Data entries

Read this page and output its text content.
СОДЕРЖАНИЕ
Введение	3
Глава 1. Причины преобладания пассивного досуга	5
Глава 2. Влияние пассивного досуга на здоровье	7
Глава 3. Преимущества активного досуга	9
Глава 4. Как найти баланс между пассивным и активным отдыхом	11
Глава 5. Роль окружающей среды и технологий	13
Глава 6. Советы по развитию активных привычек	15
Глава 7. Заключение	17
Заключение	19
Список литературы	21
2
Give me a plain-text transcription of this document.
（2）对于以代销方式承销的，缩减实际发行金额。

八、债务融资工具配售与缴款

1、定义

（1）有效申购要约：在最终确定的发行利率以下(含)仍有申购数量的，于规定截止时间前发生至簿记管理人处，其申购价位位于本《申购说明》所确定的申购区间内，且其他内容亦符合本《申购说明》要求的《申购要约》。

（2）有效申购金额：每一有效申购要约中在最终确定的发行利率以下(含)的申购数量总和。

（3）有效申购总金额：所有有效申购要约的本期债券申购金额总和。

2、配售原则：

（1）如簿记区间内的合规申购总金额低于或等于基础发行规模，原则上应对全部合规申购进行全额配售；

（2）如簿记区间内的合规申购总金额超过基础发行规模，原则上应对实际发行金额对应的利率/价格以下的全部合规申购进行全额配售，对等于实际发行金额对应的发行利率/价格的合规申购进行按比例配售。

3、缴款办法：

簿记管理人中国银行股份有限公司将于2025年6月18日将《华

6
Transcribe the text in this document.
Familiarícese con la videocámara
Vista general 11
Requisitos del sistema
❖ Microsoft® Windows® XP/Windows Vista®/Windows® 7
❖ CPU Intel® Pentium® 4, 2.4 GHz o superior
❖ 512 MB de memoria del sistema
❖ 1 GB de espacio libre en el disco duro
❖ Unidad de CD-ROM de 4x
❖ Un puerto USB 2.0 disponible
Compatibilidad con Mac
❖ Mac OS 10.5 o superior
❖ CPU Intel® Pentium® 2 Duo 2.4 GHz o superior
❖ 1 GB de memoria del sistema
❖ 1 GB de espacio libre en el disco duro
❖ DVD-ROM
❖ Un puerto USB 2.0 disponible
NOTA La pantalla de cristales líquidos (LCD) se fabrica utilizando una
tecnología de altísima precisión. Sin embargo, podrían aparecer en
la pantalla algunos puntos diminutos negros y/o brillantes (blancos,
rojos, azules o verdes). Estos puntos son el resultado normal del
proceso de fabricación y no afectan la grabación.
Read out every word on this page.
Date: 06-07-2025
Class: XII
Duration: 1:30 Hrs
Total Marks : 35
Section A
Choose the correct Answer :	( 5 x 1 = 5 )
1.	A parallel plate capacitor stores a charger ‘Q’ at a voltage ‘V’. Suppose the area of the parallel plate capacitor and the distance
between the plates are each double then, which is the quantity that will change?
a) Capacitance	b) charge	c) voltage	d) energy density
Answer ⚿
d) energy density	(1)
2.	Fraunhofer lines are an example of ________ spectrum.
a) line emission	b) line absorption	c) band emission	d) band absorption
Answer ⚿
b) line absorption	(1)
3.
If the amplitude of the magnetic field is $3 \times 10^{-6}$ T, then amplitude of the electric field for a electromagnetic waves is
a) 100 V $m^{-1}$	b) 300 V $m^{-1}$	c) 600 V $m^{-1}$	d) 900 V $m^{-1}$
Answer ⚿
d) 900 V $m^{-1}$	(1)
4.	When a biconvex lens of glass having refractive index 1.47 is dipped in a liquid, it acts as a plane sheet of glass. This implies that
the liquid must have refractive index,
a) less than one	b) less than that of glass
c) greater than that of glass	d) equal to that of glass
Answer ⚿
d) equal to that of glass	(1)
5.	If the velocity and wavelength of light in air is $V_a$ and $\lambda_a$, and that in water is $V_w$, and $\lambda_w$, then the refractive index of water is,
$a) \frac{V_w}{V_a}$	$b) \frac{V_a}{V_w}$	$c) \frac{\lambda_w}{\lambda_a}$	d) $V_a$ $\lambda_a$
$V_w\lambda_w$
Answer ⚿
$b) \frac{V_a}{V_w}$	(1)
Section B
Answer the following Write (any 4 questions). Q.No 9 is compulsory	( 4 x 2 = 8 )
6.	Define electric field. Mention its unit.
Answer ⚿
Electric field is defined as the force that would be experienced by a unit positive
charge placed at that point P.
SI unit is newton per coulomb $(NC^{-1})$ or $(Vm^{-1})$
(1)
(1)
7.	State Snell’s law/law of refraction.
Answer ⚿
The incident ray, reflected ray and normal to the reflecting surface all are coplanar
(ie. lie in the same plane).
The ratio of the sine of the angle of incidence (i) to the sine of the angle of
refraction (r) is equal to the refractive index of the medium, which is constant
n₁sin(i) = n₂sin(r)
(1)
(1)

- _Exercise aim_
Each line of the material above needs to be quoted exactly, please.

- _Finished answer_
Read this page and output its text content.
СОДЕРЖАНИЕ
Введение	3
Глава 1. Причины преобладания пассивного досуга	5
Глава 2. Влияние пассивного досуга на здоровье	7
Глава 3. Преимущества активного досуга	9
Глава 4. Как найти баланс между пассивным и активным отдыхом	11
Глава 5. Роль окружающей среды и технологий	13
Глава 6. Советы по развитию активных привычек	15
Глава 7. Заключение	17
Заключение	19
Список литературы	21
2
Give me a plain-text transcription of this document.
（2）对于以代销方式承销的，缩减实际发行金额。

八、债务融资工具配售与缴款

1、定义

（1）有效申购要约：在最终确定的发行利率以下(含)仍有申购数量的，于规定截止时间前发生至簿记管理人处，其申购价位位于本《申购说明》所确定的申购区间内，且其他内容亦符合本《申购说明》要求的《申购要约》。

（2）有效申购金额：每一有效申购要约中在最终确定的发行利率以下(含)的申购数量总和。

（3）有效申购总金额：所有有效申购要约的本期债券申购金额总和。

2、配售原则：

（1）如簿记区间内的合规申购总金额低于或等于基础发行规模，原则上应对全部合规申购进行全额配售；

（2）如簿记区间内的合规申购总金额超过基础发行规模，原则上应对实际发行金额对应的利率/价格以下的全部合规申购进行全额配售，对等于实际发行金额对应的发行利率/价格的合规申购进行按比例配售。

3、缴款办法：

簿记管理人中国银行股份有限公司将于2025年6月18日将《华

6
Transcribe the text in this document.
Familiarícese con la videocámara
Vista general 11
Requisitos del sistema
❖ Microsoft® Windows® XP/Windows Vista®/Windows® 7
❖ CPU Intel® Pentium® 4, 2.4 GHz o superior
❖ 512 MB de memoria del sistema
❖ 1 GB de espacio libre en el disco duro
❖ Unidad de CD-ROM de 4x
❖ Un puerto USB 2.0 disponible
Compatibilidad con Mac
❖ Mac OS 10.5 o superior
❖ CPU Intel® Pentium® 2 Duo 2.4 GHz o superior
❖ 1 GB de memoria del sistema
❖ 1 GB de espacio libre en el disco duro
❖ DVD-ROM
❖ Un puerto USB 2.0 disponible
NOTA La pantalla de cristales líquidos (LCD) se fabrica utilizando una
tecnología de altísima precisión. Sin embargo, podrían aparecer en
la pantalla algunos puntos diminutos negros y/o brillantes (blancos,
rojos, azules o verdes). Estos puntos son el resultado normal del
proceso de fabricación y no afectan la grabación.
Read out every word on this page.
Date: 06-07-2025
Class: XII
Duration: 1:30 Hrs
Total Marks : 35
Section A
Choose the correct Answer :	( 5 x 1 = 5 )
1.	A parallel plate capacitor stores a charger ‘Q’ at a voltage ‘V’. Suppose the area of the parallel plate capacitor and the distance
between the plates are each double then, which is the quantity that will change?
a) Capacitance	b) charge	c) voltage	d) energy density
Answer ⚿
d) energy density	(1)
2.	Fraunhofer lines are an example of ________ spectrum.
a) line emission	b) line absorption	c) band emission	d) band absorption
Answer ⚿
b) line absorption	(1)
3.
If the amplitude of the magnetic field is $3 \times 10^{-6}$ T, then amplitude of the electric field for a electromagnetic waves is
a) 100 V $m^{-1}$	b) 300 V $m^{-1}$	c) 600 V $m^{-1}$	d) 900 V $m^{-1}$
Answer ⚿
d) 900 V $m^{-1}$	(1)
4.	When a biconvex lens of glass having refractive index 1.47 is dipped in a liquid, it acts as a plane sheet of glass. This implies that
the liquid must have refractive index,
a) less than one	b) less than that of glass
c) greater than that of glass	d) equal to that of glass
Answer ⚿
d) equal to that of glass	(1)
5.	If the velocity and wavelength of light in air is $V_a$ and $\lambda_a$, and that in water is $V_w$, and $\lambda_w$, then the refractive index of water is,
$a) \frac{V_w}{V_a}$	$b) \frac{V_a}{V_w}$	$c) \frac{\lambda_w}{\lambda_a}$	d) $V_a$ $\lambda_a$
$V_w\lambda_w$
Answer ⚿
$b) \frac{V_a}{V_w}$	(1)
Section B
Answer the following Write (any 4 questions). Q.No 9 is compulsory	( 4 x 2 = 8 )
6.	Define electric field. Mention its unit.
Answer ⚿
Electric field is defined as the force that would be experienced by a unit positive
charge placed at that point P.
SI unit is newton per coulomb $(NC^{-1})$ or $(Vm^{-1})$
(1)
(1)
7.	State Snell’s law/law of refraction.
Answer ⚿
The incident ray, reflected ray and normal to the reflecting surface all are coplanar
(ie. lie in the same plane).
The ratio of the sine of the angle of incidence (i) to the sine of the angle of
refraction (r) is equal to the refractive index of the medium, which is constant
n₁sin(i) = n₂sin(r)
(1)
(1)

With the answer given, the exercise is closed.